Dataset extract ::
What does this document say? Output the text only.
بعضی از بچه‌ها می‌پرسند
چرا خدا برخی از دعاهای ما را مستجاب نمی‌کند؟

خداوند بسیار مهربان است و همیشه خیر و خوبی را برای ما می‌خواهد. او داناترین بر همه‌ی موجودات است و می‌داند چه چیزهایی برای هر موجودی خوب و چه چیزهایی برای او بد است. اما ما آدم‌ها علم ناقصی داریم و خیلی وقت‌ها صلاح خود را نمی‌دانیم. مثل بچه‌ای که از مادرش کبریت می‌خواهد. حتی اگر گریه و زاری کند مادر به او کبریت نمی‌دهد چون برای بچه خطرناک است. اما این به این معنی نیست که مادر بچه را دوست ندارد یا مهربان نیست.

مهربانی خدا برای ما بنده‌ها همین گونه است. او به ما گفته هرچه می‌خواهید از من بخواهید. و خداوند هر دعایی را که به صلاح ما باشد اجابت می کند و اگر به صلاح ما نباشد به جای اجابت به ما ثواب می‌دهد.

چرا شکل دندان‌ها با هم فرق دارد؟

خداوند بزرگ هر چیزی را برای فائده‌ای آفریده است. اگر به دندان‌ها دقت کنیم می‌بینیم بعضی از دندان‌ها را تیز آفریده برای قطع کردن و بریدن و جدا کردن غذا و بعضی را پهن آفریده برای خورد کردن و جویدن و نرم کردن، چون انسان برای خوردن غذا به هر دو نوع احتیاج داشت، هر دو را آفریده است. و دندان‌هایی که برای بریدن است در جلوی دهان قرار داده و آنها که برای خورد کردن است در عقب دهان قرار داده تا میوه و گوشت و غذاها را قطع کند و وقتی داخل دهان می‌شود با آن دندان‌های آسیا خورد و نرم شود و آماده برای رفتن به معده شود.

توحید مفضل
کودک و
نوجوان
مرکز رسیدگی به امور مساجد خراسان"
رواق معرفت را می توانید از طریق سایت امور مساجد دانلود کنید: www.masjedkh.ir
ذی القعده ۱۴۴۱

Aim of the exercise ::
From the data above, gather every line that includes the word "مساجد".

Expected output ::
مرکز رسیدگی به امور مساجد خراسان"
رواق معرفت را می توانید از طریق سایت امور مساجد دانلود کنید: www.masjedkh.ir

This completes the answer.